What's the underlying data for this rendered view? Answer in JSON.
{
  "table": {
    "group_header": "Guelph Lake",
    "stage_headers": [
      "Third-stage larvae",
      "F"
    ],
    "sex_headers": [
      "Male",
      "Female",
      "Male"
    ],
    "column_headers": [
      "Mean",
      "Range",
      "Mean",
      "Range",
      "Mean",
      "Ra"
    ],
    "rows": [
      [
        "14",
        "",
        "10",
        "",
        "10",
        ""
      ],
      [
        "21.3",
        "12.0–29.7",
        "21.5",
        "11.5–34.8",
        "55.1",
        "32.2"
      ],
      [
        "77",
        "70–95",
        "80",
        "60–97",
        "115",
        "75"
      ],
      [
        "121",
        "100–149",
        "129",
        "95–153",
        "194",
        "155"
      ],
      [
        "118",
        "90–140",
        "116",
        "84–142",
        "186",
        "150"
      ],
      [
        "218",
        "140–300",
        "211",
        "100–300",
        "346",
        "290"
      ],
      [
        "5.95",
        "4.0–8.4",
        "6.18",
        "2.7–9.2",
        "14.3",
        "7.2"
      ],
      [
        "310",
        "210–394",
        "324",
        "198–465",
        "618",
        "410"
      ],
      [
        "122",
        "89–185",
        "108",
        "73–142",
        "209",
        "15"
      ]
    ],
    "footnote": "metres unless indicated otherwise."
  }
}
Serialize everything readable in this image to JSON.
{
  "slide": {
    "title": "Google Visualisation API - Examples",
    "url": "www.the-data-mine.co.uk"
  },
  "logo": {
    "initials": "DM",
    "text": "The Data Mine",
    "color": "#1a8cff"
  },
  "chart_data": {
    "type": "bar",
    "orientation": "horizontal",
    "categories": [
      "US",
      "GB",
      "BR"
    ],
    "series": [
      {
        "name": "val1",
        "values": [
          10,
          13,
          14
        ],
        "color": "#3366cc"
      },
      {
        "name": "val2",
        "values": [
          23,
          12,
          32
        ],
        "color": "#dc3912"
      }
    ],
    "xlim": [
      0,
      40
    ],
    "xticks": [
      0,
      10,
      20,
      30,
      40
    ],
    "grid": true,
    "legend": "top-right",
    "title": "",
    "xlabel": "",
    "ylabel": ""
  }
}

# # # #

- [Aim of the task]:
Print the listing above in full, exactly as it is.

- [Output for this exercise]:
What's the underlying data for this rendered view? Answer in JSON.
{
  "table": {
    "group_header": "Guelph Lake",
    "stage_headers": [
      "Third-stage larvae",
      "F"
    ],
    "sex_headers": [
      "Male",
      "Female",
      "Male"
    ],
    "column_headers": [
      "Mean",
      "Range",
      "Mean",
      "Range",
      "Mean",
      "Ra"
    ],
    "rows": [
      [
        "14",
        "",
        "10",
        "",
        "10",
        ""
      ],
      [
        "21.3",
        "12.0–29.7",
        "21.5",
        "11.5–34.8",
        "55.1",
        "32.2"
      ],
      [
        "77",
        "70–95",
        "80",
        "60–97",
        "115",
        "75"
      ],
      [
        "121",
        "100–149",
        "129",
        "95–153",
        "194",
        "155"
      ],
      [
        "118",
        "90–140",
        "116",
        "84–142",
        "186",
        "150"
      ],
      [
        "218",
        "140–300",
        "211",
        "100–300",
        "346",
        "290"
      ],
      [
        "5.95",
        "4.0–8.4",
        "6.18",
        "2.7–9.2",
        "14.3",
        "7.2"
      ],
      [
        "310",
        "210–394",
        "324",
        "198–465",
        "618",
        "410"
      ],
      [
        "122",
        "89–185",
        "108",
        "73–142",
        "209",
        "15"
      ]
    ],
    "footnote": "metres unless indicated otherwise."
  }
}
Serialize everything readable in this image to JSON.
{
  "slide": {
    "title": "Google Visualisation API - Examples",
    "url": "www.the-data-mine.co.uk"
  },
  "logo": {
    "initials": "DM",
    "text": "The Data Mine",
    "color": "#1a8cff"
  },
  "chart_data": {
    "type": "bar",
    "orientation": "horizontal",
    "categories": [
      "US",
      "GB",
      "BR"
    ],
    "series": [
      {
        "name": "val1",
        "values": [
          10,
          13,
          14
        ],
        "color": "#3366cc"
      },
      {
        "name": "val2",
        "values": [
          23,
          12,
          32
        ],
        "color": "#dc3912"
      }
    ],
    "xlim": [
      0,
      40
    ],
    "xticks": [
      0,
      10,
      20,
      30,
      40
    ],
    "grid": true,
    "legend": "top-right",
    "title": "",
    "xlabel": "",
    "ylabel": ""
  }
}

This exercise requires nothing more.